* start *

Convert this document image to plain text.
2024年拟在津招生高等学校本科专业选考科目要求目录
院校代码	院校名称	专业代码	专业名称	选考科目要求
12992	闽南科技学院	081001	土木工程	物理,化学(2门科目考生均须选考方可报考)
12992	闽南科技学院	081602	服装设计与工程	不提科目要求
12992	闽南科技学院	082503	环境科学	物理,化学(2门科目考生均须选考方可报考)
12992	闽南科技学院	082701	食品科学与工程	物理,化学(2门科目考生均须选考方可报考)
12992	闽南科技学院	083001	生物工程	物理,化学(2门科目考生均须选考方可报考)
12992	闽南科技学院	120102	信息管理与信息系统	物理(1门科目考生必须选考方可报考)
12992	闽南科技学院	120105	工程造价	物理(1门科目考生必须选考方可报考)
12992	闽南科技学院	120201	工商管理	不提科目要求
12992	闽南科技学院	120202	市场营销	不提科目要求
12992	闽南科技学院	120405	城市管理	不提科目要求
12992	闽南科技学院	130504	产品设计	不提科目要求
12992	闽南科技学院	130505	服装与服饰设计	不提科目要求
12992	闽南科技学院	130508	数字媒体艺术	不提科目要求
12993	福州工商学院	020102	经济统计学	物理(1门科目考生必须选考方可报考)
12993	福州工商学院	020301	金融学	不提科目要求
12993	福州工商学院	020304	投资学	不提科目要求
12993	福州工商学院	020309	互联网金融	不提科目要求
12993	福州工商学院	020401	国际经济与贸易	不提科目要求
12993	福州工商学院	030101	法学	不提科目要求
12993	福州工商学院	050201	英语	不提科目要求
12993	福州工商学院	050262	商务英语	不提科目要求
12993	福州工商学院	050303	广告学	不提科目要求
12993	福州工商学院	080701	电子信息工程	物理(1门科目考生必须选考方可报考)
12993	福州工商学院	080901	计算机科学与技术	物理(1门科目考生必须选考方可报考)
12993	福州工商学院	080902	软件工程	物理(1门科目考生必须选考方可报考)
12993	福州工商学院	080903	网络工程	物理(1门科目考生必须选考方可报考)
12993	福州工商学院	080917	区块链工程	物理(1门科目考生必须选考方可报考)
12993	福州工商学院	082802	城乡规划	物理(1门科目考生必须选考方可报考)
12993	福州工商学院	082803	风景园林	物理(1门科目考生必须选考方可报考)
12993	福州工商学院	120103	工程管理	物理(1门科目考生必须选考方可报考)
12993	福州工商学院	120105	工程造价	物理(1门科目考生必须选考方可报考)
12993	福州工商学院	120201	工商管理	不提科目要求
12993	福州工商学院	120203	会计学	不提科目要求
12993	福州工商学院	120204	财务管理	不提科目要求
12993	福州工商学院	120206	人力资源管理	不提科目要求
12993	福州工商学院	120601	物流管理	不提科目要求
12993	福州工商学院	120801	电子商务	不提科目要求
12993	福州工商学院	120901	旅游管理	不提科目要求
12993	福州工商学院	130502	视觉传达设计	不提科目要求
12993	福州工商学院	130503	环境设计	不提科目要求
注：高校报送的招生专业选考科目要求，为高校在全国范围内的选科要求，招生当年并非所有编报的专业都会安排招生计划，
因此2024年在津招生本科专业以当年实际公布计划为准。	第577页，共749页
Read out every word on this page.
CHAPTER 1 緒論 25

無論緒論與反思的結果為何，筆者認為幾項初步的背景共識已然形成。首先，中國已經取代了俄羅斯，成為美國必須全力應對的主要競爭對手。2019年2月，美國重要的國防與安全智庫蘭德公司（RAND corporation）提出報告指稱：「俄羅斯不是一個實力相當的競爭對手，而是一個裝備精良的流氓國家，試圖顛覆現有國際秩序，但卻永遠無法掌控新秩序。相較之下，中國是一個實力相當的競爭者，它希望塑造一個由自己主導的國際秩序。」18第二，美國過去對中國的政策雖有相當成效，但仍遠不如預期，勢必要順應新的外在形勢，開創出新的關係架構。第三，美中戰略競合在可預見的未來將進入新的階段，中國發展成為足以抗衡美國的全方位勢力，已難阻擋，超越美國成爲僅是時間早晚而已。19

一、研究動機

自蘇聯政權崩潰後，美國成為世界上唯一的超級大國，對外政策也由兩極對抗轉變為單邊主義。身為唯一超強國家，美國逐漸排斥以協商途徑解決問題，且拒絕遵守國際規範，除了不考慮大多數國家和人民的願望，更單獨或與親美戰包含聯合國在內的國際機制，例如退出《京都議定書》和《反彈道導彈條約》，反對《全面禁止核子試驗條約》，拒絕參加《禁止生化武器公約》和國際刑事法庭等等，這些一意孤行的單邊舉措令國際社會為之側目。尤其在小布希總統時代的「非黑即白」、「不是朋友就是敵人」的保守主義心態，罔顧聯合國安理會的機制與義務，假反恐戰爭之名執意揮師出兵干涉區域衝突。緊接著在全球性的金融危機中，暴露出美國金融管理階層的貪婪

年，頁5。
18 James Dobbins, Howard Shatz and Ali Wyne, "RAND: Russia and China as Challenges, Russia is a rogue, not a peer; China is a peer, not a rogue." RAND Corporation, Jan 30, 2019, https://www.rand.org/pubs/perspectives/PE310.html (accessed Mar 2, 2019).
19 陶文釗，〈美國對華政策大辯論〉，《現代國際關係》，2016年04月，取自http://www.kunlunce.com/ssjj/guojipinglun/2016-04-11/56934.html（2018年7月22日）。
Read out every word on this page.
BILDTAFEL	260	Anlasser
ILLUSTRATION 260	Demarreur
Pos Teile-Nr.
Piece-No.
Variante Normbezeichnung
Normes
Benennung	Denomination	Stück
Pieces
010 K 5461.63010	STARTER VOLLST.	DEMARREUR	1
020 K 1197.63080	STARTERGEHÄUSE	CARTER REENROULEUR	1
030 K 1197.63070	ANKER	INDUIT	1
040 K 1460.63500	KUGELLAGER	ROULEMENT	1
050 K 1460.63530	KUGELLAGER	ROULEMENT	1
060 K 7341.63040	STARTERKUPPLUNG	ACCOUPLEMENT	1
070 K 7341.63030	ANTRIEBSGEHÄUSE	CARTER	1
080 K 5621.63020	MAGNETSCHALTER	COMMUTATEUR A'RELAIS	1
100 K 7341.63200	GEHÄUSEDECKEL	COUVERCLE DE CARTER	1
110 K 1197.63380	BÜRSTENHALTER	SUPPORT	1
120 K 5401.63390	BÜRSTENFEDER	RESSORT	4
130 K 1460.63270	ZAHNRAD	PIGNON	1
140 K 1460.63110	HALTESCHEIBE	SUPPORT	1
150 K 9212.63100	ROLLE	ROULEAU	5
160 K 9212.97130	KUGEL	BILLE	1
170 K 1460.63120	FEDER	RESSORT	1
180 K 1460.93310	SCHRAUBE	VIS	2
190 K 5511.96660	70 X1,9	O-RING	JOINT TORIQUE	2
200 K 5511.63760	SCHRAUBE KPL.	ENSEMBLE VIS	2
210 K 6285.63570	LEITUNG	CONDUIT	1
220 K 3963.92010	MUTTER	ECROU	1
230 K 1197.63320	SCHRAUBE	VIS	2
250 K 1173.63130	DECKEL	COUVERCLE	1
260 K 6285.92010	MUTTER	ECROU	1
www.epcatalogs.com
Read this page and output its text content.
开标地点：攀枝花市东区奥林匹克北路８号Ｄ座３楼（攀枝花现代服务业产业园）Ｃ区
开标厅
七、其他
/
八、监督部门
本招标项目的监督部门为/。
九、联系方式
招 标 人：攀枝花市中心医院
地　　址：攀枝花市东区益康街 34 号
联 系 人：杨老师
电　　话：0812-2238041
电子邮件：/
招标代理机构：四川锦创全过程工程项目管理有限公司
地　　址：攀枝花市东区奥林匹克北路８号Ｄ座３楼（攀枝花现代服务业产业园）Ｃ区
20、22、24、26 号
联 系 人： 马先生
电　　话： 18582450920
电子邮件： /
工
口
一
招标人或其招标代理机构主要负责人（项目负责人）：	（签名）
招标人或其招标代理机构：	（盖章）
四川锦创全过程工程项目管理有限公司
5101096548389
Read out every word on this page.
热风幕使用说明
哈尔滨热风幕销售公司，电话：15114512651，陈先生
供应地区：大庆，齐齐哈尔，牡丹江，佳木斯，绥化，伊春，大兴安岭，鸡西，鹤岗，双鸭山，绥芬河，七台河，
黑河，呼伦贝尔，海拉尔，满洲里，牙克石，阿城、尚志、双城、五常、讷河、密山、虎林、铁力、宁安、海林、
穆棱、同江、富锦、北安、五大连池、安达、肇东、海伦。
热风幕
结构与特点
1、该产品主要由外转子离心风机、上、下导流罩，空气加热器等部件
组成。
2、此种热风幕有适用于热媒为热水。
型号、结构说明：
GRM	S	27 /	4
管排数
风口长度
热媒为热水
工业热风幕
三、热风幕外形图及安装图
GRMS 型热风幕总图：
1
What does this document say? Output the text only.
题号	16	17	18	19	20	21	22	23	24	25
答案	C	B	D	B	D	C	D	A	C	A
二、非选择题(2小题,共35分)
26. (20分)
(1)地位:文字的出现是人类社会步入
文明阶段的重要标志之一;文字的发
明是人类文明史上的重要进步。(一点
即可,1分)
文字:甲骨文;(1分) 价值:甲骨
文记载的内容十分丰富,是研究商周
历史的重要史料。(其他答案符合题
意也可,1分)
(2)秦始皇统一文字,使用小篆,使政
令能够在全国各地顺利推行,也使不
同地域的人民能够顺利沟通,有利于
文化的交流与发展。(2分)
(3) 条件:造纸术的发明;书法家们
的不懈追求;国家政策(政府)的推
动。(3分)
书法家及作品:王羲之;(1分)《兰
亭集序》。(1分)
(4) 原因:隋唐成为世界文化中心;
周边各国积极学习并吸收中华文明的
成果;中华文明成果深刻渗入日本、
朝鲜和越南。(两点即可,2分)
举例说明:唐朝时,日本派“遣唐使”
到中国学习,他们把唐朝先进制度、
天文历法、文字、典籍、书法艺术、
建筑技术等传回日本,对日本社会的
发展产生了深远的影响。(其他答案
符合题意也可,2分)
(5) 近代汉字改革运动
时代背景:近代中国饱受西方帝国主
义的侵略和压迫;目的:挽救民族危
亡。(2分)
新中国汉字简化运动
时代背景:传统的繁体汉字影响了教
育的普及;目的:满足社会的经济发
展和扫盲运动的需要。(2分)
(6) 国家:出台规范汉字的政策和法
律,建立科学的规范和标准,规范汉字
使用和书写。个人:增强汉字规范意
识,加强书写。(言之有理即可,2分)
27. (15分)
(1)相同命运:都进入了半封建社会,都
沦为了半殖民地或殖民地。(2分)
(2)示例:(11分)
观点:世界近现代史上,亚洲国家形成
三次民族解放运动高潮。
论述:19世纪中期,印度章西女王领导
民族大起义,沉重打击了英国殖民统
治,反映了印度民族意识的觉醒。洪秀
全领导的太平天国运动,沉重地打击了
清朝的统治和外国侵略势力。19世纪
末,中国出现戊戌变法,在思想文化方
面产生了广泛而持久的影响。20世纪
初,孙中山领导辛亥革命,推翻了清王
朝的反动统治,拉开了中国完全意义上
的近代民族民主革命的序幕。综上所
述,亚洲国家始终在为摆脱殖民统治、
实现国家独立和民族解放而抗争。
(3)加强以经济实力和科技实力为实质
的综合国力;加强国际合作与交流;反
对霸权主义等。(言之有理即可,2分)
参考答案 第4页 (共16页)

* end *

Problem description: Find the lines above that include the string "SCHRAUBE" and copy them.

Solution below:
180 K 1460.93310	SCHRAUBE	VIS	2
200 K 5511.63760	SCHRAUBE KPL.	ENSEMBLE VIS	2
230 K 1197.63320	SCHRAUBE	VIS	2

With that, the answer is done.